== Task statement ==
Where a line holds "kind", copy it.

————

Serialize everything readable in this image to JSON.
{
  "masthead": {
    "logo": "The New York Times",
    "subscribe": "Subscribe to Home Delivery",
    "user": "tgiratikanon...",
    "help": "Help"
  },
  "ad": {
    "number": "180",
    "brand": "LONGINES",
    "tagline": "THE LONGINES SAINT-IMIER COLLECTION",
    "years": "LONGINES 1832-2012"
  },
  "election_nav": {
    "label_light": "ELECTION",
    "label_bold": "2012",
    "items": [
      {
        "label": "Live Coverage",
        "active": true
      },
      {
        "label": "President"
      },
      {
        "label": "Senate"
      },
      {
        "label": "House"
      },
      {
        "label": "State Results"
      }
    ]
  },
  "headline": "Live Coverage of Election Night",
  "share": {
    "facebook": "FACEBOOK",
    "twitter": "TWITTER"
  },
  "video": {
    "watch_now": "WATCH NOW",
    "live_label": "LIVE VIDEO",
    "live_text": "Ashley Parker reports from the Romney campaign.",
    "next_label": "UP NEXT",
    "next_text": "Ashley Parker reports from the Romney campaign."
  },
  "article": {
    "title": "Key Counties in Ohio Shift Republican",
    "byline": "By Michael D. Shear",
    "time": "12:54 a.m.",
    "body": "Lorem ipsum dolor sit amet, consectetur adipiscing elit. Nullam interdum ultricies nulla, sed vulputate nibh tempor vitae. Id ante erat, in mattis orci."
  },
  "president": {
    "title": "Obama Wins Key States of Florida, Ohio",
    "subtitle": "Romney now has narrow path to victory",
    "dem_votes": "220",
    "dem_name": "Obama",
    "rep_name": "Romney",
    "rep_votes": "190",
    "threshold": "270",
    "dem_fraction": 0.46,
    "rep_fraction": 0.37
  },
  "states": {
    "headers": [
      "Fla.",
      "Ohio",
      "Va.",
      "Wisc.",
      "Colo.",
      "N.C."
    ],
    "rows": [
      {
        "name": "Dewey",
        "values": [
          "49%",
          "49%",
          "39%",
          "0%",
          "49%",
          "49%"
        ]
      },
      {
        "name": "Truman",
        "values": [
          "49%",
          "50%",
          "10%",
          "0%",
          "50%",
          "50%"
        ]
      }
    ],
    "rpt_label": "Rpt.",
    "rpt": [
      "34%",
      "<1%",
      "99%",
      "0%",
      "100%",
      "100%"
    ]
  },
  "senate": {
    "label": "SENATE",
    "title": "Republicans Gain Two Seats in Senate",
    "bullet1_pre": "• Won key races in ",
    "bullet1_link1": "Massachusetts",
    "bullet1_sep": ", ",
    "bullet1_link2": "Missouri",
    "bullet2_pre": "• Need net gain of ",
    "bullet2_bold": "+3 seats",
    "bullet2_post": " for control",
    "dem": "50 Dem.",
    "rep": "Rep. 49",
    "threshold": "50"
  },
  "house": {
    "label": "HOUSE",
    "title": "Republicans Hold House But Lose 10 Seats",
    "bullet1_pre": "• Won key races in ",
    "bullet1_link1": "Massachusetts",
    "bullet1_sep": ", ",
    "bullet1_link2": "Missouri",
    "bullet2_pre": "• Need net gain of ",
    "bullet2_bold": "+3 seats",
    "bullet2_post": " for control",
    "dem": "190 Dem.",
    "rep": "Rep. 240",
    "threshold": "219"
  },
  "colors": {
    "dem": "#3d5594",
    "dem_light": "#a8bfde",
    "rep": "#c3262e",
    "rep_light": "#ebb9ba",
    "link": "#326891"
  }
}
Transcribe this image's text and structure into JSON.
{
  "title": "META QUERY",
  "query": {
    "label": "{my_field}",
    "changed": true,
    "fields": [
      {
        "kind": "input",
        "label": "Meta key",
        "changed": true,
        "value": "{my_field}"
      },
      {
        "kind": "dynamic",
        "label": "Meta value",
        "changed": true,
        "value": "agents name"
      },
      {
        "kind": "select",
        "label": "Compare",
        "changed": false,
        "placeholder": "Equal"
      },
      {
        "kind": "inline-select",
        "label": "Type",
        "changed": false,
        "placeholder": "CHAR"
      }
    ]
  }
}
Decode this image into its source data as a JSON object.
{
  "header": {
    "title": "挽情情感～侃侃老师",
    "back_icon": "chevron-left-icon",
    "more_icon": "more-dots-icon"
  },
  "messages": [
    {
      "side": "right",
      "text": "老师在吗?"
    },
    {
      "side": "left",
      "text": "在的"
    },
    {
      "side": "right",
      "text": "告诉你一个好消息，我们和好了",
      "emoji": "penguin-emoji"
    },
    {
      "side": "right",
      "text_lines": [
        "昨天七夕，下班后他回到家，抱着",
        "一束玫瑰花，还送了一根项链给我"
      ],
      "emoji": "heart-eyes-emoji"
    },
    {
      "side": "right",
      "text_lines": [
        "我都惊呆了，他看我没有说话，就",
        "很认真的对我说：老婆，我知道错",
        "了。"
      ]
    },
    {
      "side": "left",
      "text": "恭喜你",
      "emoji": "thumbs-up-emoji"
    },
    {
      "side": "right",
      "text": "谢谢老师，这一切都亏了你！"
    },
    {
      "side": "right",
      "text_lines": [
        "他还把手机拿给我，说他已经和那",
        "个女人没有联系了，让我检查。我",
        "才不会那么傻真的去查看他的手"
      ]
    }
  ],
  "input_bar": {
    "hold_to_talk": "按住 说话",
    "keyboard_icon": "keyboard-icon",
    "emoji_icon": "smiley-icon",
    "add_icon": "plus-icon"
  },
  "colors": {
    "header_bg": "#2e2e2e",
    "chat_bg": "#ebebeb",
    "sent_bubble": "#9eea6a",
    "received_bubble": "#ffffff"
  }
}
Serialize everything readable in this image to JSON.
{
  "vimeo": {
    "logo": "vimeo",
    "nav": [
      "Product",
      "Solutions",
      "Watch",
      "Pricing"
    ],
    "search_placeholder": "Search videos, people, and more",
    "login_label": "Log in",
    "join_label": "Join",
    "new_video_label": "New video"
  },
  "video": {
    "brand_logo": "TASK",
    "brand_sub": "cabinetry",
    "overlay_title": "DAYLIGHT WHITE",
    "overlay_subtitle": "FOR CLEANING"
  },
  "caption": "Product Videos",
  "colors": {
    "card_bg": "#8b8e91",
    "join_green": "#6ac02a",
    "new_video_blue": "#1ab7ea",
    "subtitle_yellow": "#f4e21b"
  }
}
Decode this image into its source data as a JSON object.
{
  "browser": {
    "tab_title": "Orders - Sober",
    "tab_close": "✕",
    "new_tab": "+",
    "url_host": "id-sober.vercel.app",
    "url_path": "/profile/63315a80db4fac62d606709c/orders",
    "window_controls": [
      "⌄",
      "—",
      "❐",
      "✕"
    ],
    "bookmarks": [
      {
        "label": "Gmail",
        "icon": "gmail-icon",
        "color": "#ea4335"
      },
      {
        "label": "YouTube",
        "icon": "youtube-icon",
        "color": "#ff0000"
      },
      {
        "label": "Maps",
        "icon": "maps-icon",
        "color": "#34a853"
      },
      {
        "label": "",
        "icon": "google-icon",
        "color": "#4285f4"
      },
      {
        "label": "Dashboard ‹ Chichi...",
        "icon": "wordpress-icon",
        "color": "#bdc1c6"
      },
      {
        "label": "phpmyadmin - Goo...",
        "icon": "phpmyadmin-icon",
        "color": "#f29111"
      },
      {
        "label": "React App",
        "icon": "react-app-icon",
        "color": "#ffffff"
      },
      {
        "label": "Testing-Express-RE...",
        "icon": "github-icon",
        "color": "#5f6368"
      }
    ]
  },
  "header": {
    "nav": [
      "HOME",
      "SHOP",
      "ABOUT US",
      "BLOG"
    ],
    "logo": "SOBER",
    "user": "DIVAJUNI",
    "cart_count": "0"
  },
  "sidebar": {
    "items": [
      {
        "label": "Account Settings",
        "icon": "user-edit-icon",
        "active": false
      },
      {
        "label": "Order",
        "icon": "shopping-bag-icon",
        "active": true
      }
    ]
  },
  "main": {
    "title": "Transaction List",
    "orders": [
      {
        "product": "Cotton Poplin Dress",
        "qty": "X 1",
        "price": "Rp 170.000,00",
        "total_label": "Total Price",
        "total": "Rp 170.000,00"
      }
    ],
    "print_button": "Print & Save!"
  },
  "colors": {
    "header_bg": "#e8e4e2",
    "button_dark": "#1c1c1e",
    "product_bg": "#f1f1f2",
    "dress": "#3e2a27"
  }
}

————

== Expected output ==
        "kind": "input",
        "kind": "dynamic",
        "kind": "select",
        "kind": "inline-select",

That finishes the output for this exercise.